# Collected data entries
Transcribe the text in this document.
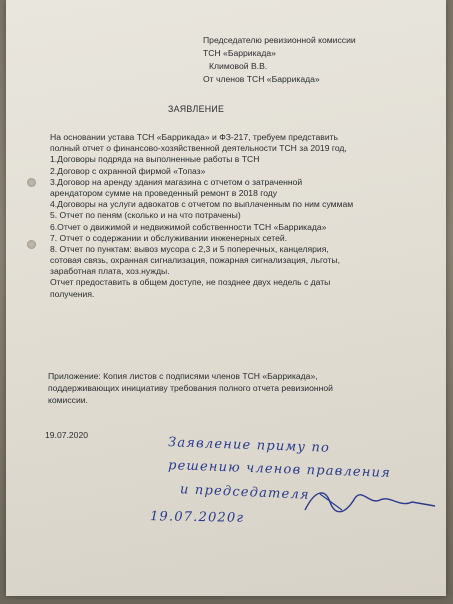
Председателю ревизионной комиссии
ТСН «Баррикада»
Климовой В.В.
От членов ТСН «Баррикада»
ЗАЯВЛЕНИЕ
На основании устава ТСН «Баррикада» и ФЗ-217, требуем представить
полный отчет о финансово-хозяйственной деятельности ТСН за 2019 год,
1.Договоры подряда на выполненные работы в ТСН
2.Договор с охранной фирмой «Топаз»
3.Договор на аренду здания магазина с отчетом о затраченной
арендатором сумме на проведенный ремонт в 2018 году
4.Договоры на услуги адвокатов с отчетом по выплаченным по ним суммам
5. Отчет по пеням (сколько и на что потрачены)
6.Отчет о движимой и недвижимой собственности ТСН «Баррикада»
7. Отчет о содержании и обслуживании инженерных сетей.
8. Отчет по пунктам: вывоз мусора с 2,3 и 5 поперечных, канцелярия,
сотовая связь, охранная сигнализация, пожарная сигнализация, льготы,
заработная плата, хоз.нужды.
Отчет предоставить в общем доступе, не позднее двух недель с даты
получения.
Приложение: Копия листов с подписями членов ТСН «Баррикада»,
поддерживающих инициативу требования полного отчета ревизионной
комиссии.
19.07.2020
Заявление приму по
решению членов правления
и председателя
19.07.2020г
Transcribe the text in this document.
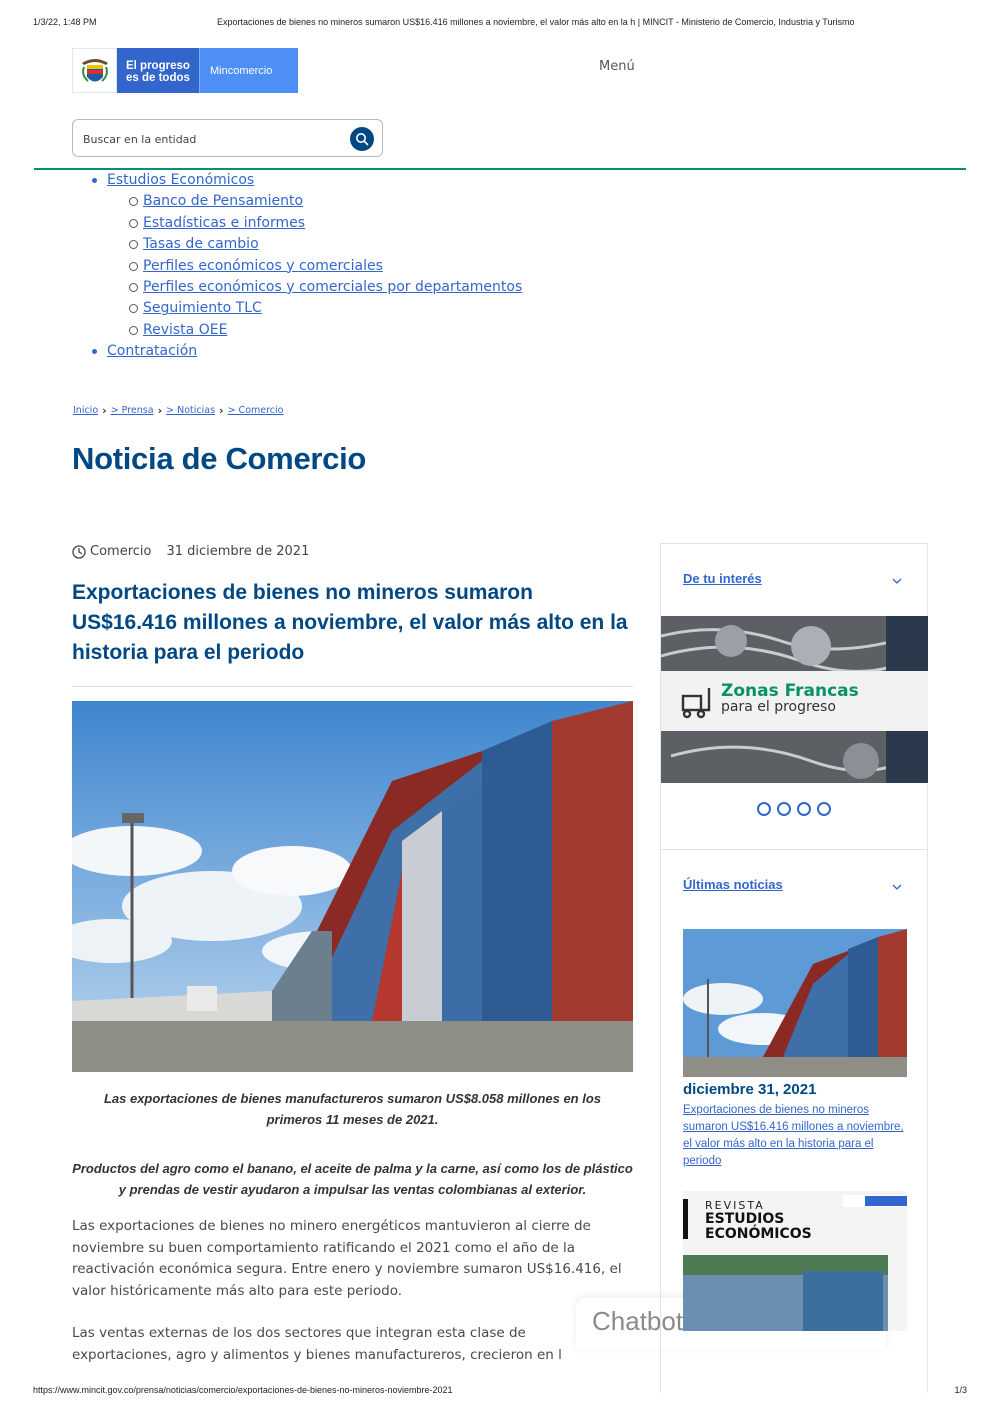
1/3/22, 1:48 PM	Exportaciones de bienes no mineros sumaron US$16.416 millones a noviembre, el valor más alto en la h | MINCIT - Ministerio de Comercio, Industria y Turismo
El progreso
es de todos
Mincomercio	Menú
Buscar en la entidad
Estudios Económicos
Banco de Pensamiento
Estadísticas e informes
Tasas de cambio
Perfiles económicos y comerciales
Perfiles económicos y comerciales por departamentos
Seguimiento TLC
Revista OEE
Contratación
Inicio › > Prensa › > Noticias › > Comercio
Noticia de Comercio
Comercio 31 diciembre de 2021
Exportaciones de bienes no mineros sumaron US$16.416 millones a noviembre, el valor más alto en la historia para el periodo

Las exportaciones de bienes manufactureros sumaron US$8.058 millones en los primeros 11 meses de 2021.

Productos del agro como el banano, el aceite de palma y la carne, así como los de plástico y prendas de vestir ayudaron a impulsar las ventas colombianas al exterior.

Las exportaciones de bienes no minero energéticos mantuvieron al cierre de noviembre su buen comportamiento ratificando el 2021 como el año de la reactivación económica segura. Entre enero y noviembre sumaron US$16.416, el valor históricamente más alto para este periodo.

Las ventas externas de los dos sectores que integran esta clase de exportaciones, agro y alimentos y bienes manufactureros, crecieron en l

Chatbot
De tu interés
Zonas Francas
para el progreso
Últimas noticias
diciembre 31, 2021
Exportaciones de bienes no mineros sumaron US$16.416 millones a noviembre, el valor más alto en la historia para el periodo
REVISTA
ESTUDIOS
ECONÓMICOS
https://www.mincit.gov.co/prensa/noticias/comercio/exportaciones-de-bienes-no-mineros-noviembre-2021	1/3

# WRITTEN REQUEST
Each entry should be repeated exactly as it appears; the pictures stay out.

# ANSWER FOR THIS EXERCISE
Transcribe the text in this document.
Председателю ревизионной комиссии
ТСН «Баррикада»
Климовой В.В.
От членов ТСН «Баррикада»
ЗАЯВЛЕНИЕ
На основании устава ТСН «Баррикада» и ФЗ-217, требуем представить
полный отчет о финансово-хозяйственной деятельности ТСН за 2019 год,
1.Договоры подряда на выполненные работы в ТСН
2.Договор с охранной фирмой «Топаз»
3.Договор на аренду здания магазина с отчетом о затраченной
арендатором сумме на проведенный ремонт в 2018 году
4.Договоры на услуги адвокатов с отчетом по выплаченным по ним суммам
5. Отчет по пеням (сколько и на что потрачены)
6.Отчет о движимой и недвижимой собственности ТСН «Баррикада»
7. Отчет о содержании и обслуживании инженерных сетей.
8. Отчет по пунктам: вывоз мусора с 2,3 и 5 поперечных, канцелярия,
сотовая связь, охранная сигнализация, пожарная сигнализация, льготы,
заработная плата, хоз.нужды.
Отчет предоставить в общем доступе, не позднее двух недель с даты
получения.
Приложение: Копия листов с подписями членов ТСН «Баррикада»,
поддерживающих инициативу требования полного отчета ревизионной
комиссии.
19.07.2020
Заявление приму по
решению членов правления
и председателя
19.07.2020г
Transcribe the text in this document.
1/3/22, 1:48 PM	Exportaciones de bienes no mineros sumaron US$16.416 millones a noviembre, el valor más alto en la h | MINCIT - Ministerio de Comercio, Industria y Turismo
El progreso
es de todos
Mincomercio	Menú
Buscar en la entidad
Estudios Económicos
Banco de Pensamiento
Estadísticas e informes
Tasas de cambio
Perfiles económicos y comerciales
Perfiles económicos y comerciales por departamentos
Seguimiento TLC
Revista OEE
Contratación
Inicio › > Prensa › > Noticias › > Comercio
Noticia de Comercio
Comercio 31 diciembre de 2021
Exportaciones de bienes no mineros sumaron US$16.416 millones a noviembre, el valor más alto en la historia para el periodo

Las exportaciones de bienes manufactureros sumaron US$8.058 millones en los primeros 11 meses de 2021.

Productos del agro como el banano, el aceite de palma y la carne, así como los de plástico y prendas de vestir ayudaron a impulsar las ventas colombianas al exterior.

Las exportaciones de bienes no minero energéticos mantuvieron al cierre de noviembre su buen comportamiento ratificando el 2021 como el año de la reactivación económica segura. Entre enero y noviembre sumaron US$16.416, el valor históricamente más alto para este periodo.

Las ventas externas de los dos sectores que integran esta clase de exportaciones, agro y alimentos y bienes manufactureros, crecieron en l

Chatbot
De tu interés
Zonas Francas
para el progreso
Últimas noticias
diciembre 31, 2021
Exportaciones de bienes no mineros sumaron US$16.416 millones a noviembre, el valor más alto en la historia para el periodo
REVISTA
ESTUDIOS
ECONÓMICOS
https://www.mincit.gov.co/prensa/noticias/comercio/exportaciones-de-bienes-no-mineros-noviembre-2021	1/3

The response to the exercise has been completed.